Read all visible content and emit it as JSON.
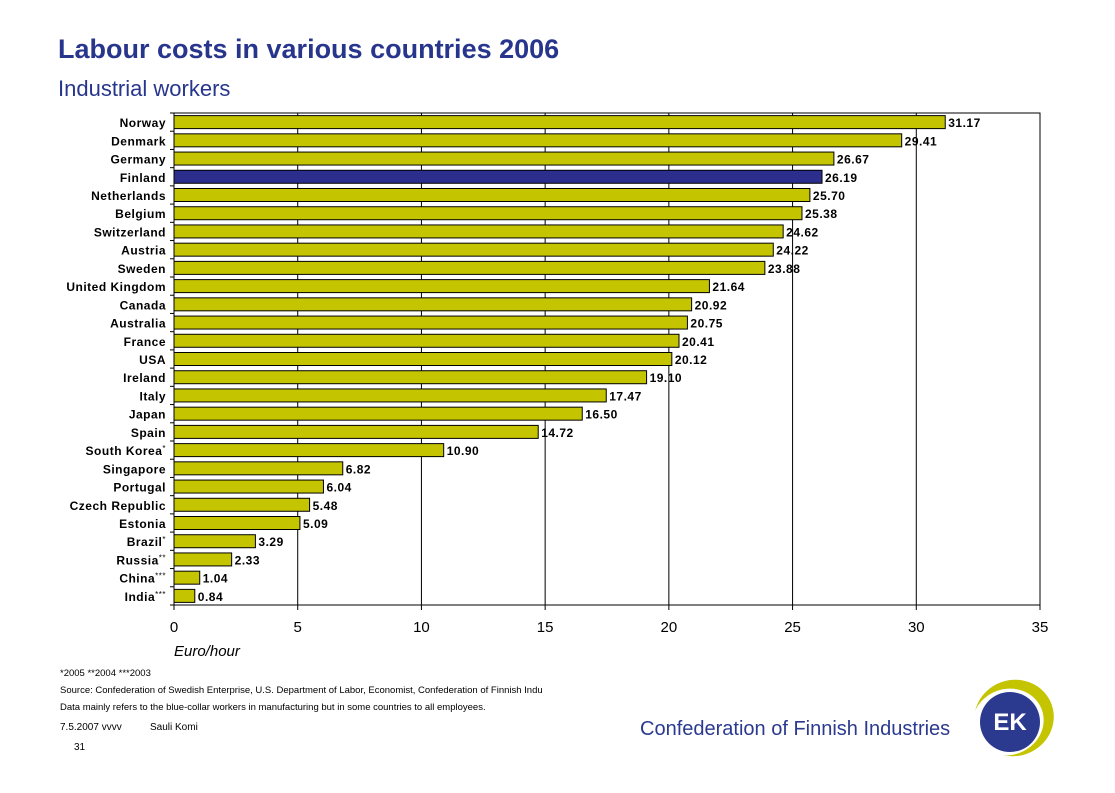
{
  "header": {
    "title": "Labour costs in various countries 2006",
    "subtitle": "Industrial workers"
  },
  "colors": {
    "bar": "#c4c400",
    "highlight_bar": "#2b2e8c",
    "title": "#27368c"
  },
  "chart_data": {
    "type": "bar",
    "orientation": "horizontal",
    "categories": [
      "Norway",
      "Denmark",
      "Germany",
      "Finland",
      "Netherlands",
      "Belgium",
      "Switzerland",
      "Austria",
      "Sweden",
      "United Kingdom",
      "Canada",
      "Australia",
      "France",
      "USA",
      "Ireland",
      "Italy",
      "Japan",
      "Spain",
      "South Korea",
      "Singapore",
      "Portugal",
      "Czech Republic",
      "Estonia",
      "Brazil",
      "Russia",
      "China",
      "India"
    ],
    "category_markers": [
      "",
      "",
      "",
      "",
      "",
      "",
      "",
      "",
      "",
      "",
      "",
      "",
      "",
      "",
      "",
      "",
      "",
      "",
      "*",
      "",
      "",
      "",
      "",
      "*",
      "**",
      "***",
      "***"
    ],
    "values": [
      31.17,
      29.41,
      26.67,
      26.19,
      25.7,
      25.38,
      24.62,
      24.22,
      23.88,
      21.64,
      20.92,
      20.75,
      20.41,
      20.12,
      19.1,
      17.47,
      16.5,
      14.72,
      10.9,
      6.82,
      6.04,
      5.48,
      5.09,
      3.29,
      2.33,
      1.04,
      0.84
    ],
    "value_labels": [
      "31.17",
      "29.41",
      "26.67",
      "26.19",
      "25.70",
      "25.38",
      "24.62",
      "24.22",
      "23.88",
      "21.64",
      "20.92",
      "20.75",
      "20.41",
      "20.12",
      "19.10",
      "17.47",
      "16.50",
      "14.72",
      "10.90",
      "6.82",
      "6.04",
      "5.48",
      "5.09",
      "3.29",
      "2.33",
      "1.04",
      "0.84"
    ],
    "highlight": "Finland",
    "xlim": [
      0,
      35
    ],
    "xticks": [
      "0",
      "5",
      "10",
      "15",
      "20",
      "25",
      "30",
      "35"
    ],
    "xlabel": "Euro/hour",
    "grid": "vertical"
  },
  "footnotes": {
    "markers": "*2005   **2004   ***2003",
    "source": "Source: Confederation of Swedish Enterprise, U.S. Department of Labor, Economist, Confederation of Finnish Indu",
    "note": "Data mainly refers to the blue-collar workers in manufacturing but in some countries to all employees."
  },
  "footer": {
    "left_text": "7.5.2007 vvvv",
    "middle_text": "Sauli Komi",
    "page_number": "31",
    "brand": "Confederation of Finnish Industries",
    "logo_text": "EK"
  }
}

═══

▶ [Requirements]: Copy the material exactly. Do not include the pictures.

▶ [Solution to the exercise]:
Read all visible content and emit it as JSON.
{
  "header": {
    "title": "Labour costs in various countries 2006",
    "subtitle": "Industrial workers"
  },
  "colors": {
    "bar": "#c4c400",
    "highlight_bar": "#2b2e8c",
    "title": "#27368c"
  },
  "chart_data": {
    "type": "bar",
    "orientation": "horizontal",
    "categories": [
      "Norway",
      "Denmark",
      "Germany",
      "Finland",
      "Netherlands",
      "Belgium",
      "Switzerland",
      "Austria",
      "Sweden",
      "United Kingdom",
      "Canada",
      "Australia",
      "France",
      "USA",
      "Ireland",
      "Italy",
      "Japan",
      "Spain",
      "South Korea",
      "Singapore",
      "Portugal",
      "Czech Republic",
      "Estonia",
      "Brazil",
      "Russia",
      "China",
      "India"
    ],
    "category_markers": [
      "",
      "",
      "",
      "",
      "",
      "",
      "",
      "",
      "",
      "",
      "",
      "",
      "",
      "",
      "",
      "",
      "",
      "",
      "*",
      "",
      "",
      "",
      "",
      "*",
      "**",
      "***",
      "***"
    ],
    "values": [
      31.17,
      29.41,
      26.67,
      26.19,
      25.7,
      25.38,
      24.62,
      24.22,
      23.88,
      21.64,
      20.92,
      20.75,
      20.41,
      20.12,
      19.1,
      17.47,
      16.5,
      14.72,
      10.9,
      6.82,
      6.04,
      5.48,
      5.09,
      3.29,
      2.33,
      1.04,
      0.84
    ],
    "value_labels": [
      "31.17",
      "29.41",
      "26.67",
      "26.19",
      "25.70",
      "25.38",
      "24.62",
      "24.22",
      "23.88",
      "21.64",
      "20.92",
      "20.75",
      "20.41",
      "20.12",
      "19.10",
      "17.47",
      "16.50",
      "14.72",
      "10.90",
      "6.82",
      "6.04",
      "5.48",
      "5.09",
      "3.29",
      "2.33",
      "1.04",
      "0.84"
    ],
    "highlight": "Finland",
    "xlim": [
      0,
      35
    ],
    "xticks": [
      "0",
      "5",
      "10",
      "15",
      "20",
      "25",
      "30",
      "35"
    ],
    "xlabel": "Euro/hour",
    "grid": "vertical"
  },
  "footnotes": {
    "markers": "*2005   **2004   ***2003",
    "source": "Source: Confederation of Swedish Enterprise, U.S. Department of Labor, Economist, Confederation of Finnish Indu",
    "note": "Data mainly refers to the blue-collar workers in manufacturing but in some countries to all employees."
  },
  "footer": {
    "left_text": "7.5.2007 vvvv",
    "middle_text": "Sauli Komi",
    "page_number": "31",
    "brand": "Confederation of Finnish Industries",
    "logo_text": "EK"
  }
}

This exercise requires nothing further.